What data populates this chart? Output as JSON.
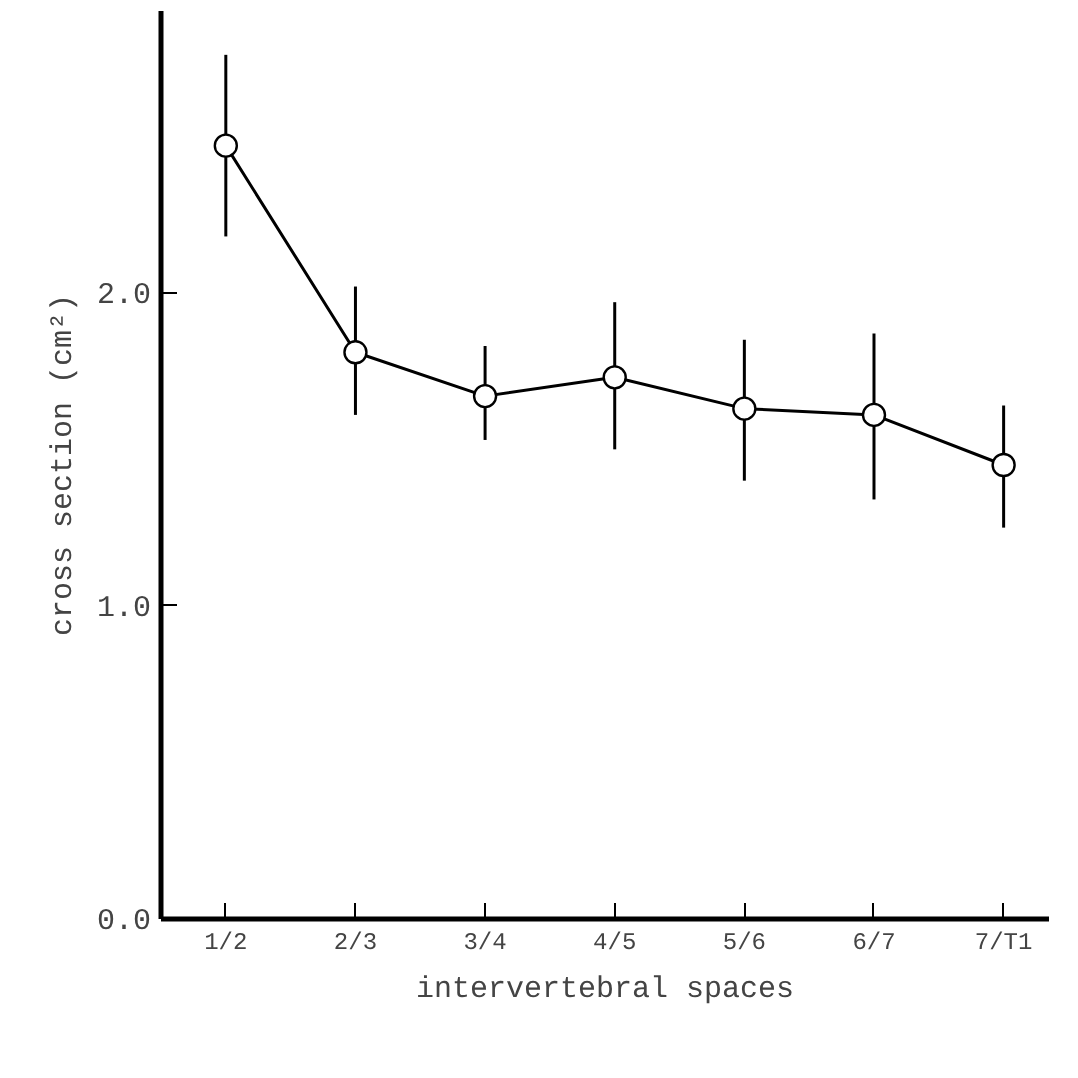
{
  "chart_data": {
    "type": "line",
    "xlabel": "intervertebral spaces",
    "ylabel": "cross section (cm²)",
    "categories": [
      "1/2",
      "2/3",
      "3/4",
      "4/5",
      "5/6",
      "6/7",
      "7/T1"
    ],
    "values": [
      2.47,
      1.81,
      1.67,
      1.73,
      1.63,
      1.61,
      1.45
    ],
    "errors": [
      [
        2.18,
        2.76
      ],
      [
        1.61,
        2.02
      ],
      [
        1.53,
        1.83
      ],
      [
        1.5,
        1.97
      ],
      [
        1.4,
        1.85
      ],
      [
        1.34,
        1.87
      ],
      [
        1.25,
        1.64
      ]
    ],
    "color": "#000000",
    "marker": "circle",
    "line_style": "solid",
    "ylim": [
      0,
      2.9
    ],
    "yticks": [
      {
        "value": 0,
        "label": "0.0"
      },
      {
        "value": 1,
        "label": "1.0"
      },
      {
        "value": 2,
        "label": "2.0"
      }
    ],
    "grid": false
  }
}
--------------------
- [WORK TO COMPLETE] Copy the data character for character, but drop all pictures from the copy.

- [RESPONSE FOR THIS EXERCISE]
What data populates this chart? Output as JSON.
{
  "chart_data": {
    "type": "line",
    "xlabel": "intervertebral spaces",
    "ylabel": "cross section (cm²)",
    "categories": [
      "1/2",
      "2/3",
      "3/4",
      "4/5",
      "5/6",
      "6/7",
      "7/T1"
    ],
    "values": [
      2.47,
      1.81,
      1.67,
      1.73,
      1.63,
      1.61,
      1.45
    ],
    "errors": [
      [
        2.18,
        2.76
      ],
      [
        1.61,
        2.02
      ],
      [
        1.53,
        1.83
      ],
      [
        1.5,
        1.97
      ],
      [
        1.4,
        1.85
      ],
      [
        1.34,
        1.87
      ],
      [
        1.25,
        1.64
      ]
    ],
    "color": "#000000",
    "marker": "circle",
    "line_style": "solid",
    "ylim": [
      0,
      2.9
    ],
    "yticks": [
      {
        "value": 0,
        "label": "0.0"
      },
      {
        "value": 1,
        "label": "1.0"
      },
      {
        "value": 2,
        "label": "2.0"
      }
    ],
    "grid": false
  }
}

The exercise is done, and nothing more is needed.